What to do.
Look for the string "процентов" in every line, and copy each line that has it.
*** Records for processing ***
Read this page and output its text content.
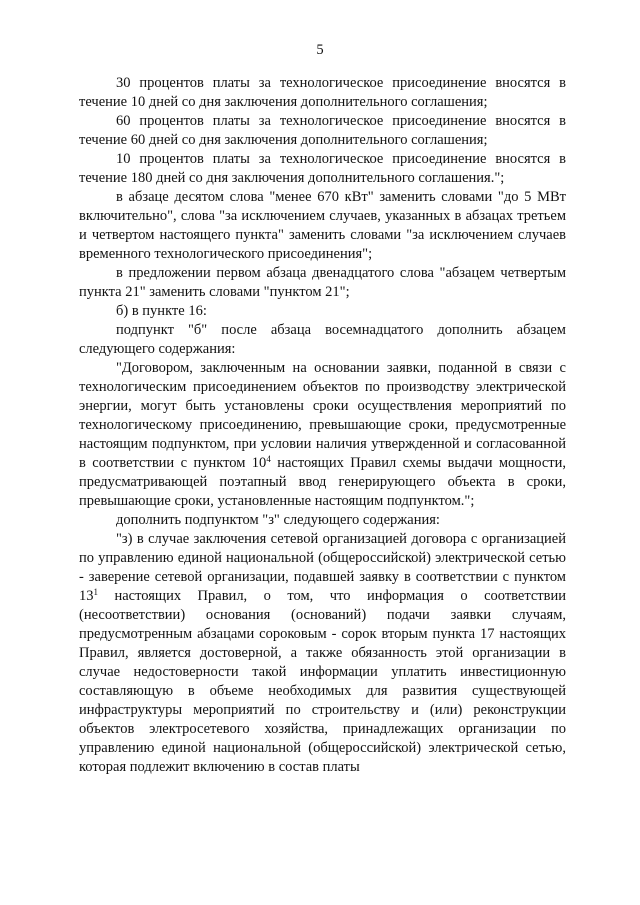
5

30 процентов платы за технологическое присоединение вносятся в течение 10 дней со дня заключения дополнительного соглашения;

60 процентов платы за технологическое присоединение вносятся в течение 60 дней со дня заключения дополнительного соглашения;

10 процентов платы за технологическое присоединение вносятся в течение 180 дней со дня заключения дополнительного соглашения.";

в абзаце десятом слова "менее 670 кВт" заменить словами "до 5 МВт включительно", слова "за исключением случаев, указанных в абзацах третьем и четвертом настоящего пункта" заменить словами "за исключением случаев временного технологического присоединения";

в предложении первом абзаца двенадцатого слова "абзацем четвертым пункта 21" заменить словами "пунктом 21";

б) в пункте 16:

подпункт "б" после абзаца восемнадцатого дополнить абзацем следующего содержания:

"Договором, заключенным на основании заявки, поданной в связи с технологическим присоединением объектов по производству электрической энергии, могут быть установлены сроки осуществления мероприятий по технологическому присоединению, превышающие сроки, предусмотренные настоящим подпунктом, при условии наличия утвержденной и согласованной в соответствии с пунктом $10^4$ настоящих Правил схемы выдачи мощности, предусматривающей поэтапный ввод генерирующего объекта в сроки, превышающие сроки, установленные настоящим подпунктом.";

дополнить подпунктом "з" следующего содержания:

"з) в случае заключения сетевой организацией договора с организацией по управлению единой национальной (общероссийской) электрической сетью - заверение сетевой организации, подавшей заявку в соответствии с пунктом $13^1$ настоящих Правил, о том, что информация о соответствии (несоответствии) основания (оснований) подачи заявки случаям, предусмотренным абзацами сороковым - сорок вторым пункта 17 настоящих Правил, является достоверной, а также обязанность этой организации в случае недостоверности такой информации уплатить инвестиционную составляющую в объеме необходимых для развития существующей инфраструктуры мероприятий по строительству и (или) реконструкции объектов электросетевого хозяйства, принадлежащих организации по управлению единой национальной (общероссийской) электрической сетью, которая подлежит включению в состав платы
***
*** Records for processing ***
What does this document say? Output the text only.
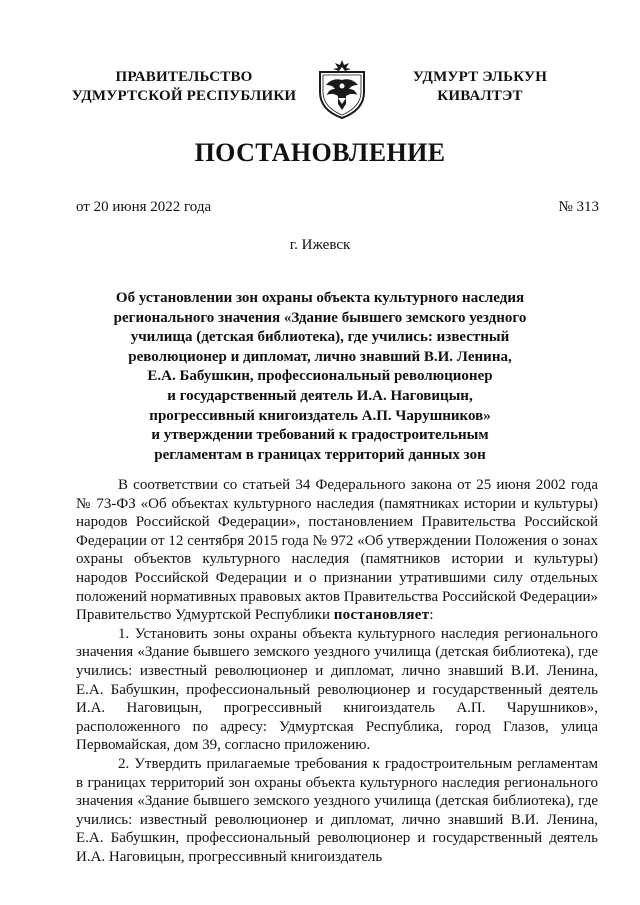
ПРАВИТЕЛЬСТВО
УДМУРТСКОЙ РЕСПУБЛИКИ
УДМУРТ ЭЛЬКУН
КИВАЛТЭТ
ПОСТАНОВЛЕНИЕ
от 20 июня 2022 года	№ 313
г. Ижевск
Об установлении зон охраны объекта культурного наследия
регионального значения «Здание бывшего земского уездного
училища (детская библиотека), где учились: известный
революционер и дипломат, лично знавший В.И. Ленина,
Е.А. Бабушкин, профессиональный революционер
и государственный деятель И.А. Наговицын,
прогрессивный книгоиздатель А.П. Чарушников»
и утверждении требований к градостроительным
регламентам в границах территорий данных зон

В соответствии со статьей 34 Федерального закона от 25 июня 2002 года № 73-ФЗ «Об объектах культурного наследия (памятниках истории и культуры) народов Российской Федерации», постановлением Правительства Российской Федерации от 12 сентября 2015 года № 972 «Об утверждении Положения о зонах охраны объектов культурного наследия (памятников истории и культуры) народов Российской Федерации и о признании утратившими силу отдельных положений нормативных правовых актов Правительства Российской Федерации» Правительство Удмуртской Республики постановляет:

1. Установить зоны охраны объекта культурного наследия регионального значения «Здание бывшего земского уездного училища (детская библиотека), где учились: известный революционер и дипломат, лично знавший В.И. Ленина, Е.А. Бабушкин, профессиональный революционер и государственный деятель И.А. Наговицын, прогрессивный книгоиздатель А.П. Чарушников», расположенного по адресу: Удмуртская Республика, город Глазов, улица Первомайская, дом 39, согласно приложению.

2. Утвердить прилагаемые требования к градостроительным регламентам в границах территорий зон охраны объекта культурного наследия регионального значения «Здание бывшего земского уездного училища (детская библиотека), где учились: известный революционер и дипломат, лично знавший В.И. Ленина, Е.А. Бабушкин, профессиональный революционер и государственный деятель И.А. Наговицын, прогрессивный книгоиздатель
***
*** Records for processing ***
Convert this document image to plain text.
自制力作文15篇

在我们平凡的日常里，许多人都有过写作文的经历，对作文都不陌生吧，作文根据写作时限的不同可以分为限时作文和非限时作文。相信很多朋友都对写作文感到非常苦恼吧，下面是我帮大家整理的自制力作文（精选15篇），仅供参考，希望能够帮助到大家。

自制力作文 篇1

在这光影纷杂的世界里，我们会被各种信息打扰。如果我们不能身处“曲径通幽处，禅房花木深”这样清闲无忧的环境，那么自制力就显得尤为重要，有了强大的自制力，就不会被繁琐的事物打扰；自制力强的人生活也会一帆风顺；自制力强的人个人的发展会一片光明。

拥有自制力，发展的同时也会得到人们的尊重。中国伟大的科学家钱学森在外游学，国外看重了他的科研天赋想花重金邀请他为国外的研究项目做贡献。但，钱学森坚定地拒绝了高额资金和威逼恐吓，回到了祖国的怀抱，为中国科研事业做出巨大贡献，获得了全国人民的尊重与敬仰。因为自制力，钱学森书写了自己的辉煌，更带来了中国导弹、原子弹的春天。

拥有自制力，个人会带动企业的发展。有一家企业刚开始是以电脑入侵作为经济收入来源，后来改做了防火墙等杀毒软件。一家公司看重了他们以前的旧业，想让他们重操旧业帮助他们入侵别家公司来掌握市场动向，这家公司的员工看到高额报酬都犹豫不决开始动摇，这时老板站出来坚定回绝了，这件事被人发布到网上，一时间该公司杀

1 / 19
***
Result for this exercise.
30 процентов платы за технологическое присоединение вносятся в течение 10 дней со дня заключения дополнительного соглашения;
60 процентов платы за технологическое присоединение вносятся в течение 60 дней со дня заключения дополнительного соглашения;
10 процентов платы за технологическое присоединение вносятся в течение 180 дней со дня заключения дополнительного соглашения.";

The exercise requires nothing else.